**DATA SHOWN:**
------------------------------------
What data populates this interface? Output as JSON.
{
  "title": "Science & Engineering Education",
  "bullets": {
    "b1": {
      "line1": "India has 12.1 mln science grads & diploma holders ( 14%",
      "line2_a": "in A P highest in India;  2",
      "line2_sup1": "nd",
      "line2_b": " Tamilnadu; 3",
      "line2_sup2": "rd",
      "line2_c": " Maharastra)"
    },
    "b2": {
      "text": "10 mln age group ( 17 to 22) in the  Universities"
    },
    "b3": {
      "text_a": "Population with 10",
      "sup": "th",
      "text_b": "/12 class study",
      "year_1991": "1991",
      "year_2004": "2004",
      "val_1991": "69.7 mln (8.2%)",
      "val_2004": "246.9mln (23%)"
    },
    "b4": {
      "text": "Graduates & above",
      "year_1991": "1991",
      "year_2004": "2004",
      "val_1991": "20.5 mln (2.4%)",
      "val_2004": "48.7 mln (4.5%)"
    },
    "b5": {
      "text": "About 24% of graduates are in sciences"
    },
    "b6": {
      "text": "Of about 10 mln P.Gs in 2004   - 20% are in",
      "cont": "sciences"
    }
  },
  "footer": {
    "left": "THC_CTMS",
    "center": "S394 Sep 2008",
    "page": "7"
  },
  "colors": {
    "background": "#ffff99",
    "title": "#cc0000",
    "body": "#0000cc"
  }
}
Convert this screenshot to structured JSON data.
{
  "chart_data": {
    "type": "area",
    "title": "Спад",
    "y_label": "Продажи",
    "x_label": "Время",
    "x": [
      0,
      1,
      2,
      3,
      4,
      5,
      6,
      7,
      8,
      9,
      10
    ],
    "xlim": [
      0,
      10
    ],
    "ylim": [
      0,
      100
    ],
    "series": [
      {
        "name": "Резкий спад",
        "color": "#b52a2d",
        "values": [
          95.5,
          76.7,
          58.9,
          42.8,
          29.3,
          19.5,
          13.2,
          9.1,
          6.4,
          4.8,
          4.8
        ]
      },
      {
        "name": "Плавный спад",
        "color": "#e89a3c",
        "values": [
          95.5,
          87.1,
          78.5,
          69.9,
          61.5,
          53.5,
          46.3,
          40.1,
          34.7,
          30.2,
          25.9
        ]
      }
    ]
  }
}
------------------------------------
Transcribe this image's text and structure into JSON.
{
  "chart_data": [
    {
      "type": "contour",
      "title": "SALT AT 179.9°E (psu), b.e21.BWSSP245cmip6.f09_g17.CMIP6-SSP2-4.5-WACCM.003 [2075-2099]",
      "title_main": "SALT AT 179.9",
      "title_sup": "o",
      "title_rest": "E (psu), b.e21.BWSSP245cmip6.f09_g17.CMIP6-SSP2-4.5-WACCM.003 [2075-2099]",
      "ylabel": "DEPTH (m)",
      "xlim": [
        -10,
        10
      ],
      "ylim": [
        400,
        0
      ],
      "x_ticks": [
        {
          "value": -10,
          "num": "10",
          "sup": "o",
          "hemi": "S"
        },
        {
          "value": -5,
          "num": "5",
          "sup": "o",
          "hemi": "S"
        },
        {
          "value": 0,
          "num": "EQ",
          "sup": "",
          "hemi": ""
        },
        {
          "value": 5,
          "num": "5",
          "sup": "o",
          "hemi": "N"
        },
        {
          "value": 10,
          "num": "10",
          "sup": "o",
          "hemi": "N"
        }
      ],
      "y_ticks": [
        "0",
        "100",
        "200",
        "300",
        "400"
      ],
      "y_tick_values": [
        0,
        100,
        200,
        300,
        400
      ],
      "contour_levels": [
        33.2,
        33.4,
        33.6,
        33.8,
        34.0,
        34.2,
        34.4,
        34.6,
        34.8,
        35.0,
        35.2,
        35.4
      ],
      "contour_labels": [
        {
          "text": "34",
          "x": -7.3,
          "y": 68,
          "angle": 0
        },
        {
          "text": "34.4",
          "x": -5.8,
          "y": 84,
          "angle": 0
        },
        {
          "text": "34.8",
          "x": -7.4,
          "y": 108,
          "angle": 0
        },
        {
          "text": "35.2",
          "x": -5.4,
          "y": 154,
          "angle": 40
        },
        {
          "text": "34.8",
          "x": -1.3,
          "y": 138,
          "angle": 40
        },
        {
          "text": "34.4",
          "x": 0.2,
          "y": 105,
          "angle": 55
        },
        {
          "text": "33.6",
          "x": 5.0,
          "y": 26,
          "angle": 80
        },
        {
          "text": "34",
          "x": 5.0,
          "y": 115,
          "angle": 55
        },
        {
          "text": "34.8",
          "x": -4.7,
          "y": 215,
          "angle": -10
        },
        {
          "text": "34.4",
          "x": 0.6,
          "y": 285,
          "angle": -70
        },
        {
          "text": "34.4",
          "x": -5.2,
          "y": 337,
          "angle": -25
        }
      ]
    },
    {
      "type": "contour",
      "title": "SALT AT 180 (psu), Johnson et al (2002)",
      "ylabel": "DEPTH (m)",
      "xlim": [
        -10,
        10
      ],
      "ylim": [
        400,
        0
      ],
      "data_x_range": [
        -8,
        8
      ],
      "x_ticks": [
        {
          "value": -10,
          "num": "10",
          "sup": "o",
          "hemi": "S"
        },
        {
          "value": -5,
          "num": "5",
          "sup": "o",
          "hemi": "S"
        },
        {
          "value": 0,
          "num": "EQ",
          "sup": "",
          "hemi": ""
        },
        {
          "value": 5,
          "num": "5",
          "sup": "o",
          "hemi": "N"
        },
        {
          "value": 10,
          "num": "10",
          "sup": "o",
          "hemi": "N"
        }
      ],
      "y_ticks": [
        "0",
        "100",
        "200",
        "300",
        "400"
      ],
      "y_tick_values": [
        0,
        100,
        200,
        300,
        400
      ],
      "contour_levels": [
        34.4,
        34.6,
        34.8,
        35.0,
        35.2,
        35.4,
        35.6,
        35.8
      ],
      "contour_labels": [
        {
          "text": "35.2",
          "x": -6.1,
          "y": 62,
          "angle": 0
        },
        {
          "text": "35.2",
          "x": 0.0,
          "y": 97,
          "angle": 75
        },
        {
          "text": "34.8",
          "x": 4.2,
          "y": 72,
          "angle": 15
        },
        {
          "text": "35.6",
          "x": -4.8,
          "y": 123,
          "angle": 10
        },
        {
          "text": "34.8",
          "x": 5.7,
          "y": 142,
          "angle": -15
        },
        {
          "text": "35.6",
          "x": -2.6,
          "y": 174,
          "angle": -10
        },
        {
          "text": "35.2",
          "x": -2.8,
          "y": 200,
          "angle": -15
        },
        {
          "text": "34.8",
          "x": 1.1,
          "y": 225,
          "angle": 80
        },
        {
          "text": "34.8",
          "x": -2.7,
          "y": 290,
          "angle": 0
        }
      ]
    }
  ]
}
------------------------------------
**PROBLEM REQUIREMENTS:**
Where a line contains the string "SALT", extract that line.

**SOLVED PROBLEM:**
      "title": "SALT AT 179.9°E (psu), b.e21.BWSSP245cmip6.f09_g17.CMIP6-SSP2-4.5-WACCM.003 [2075-2099]",
      "title_main": "SALT AT 179.9",
      "title": "SALT AT 180 (psu), Johnson et al (2002)",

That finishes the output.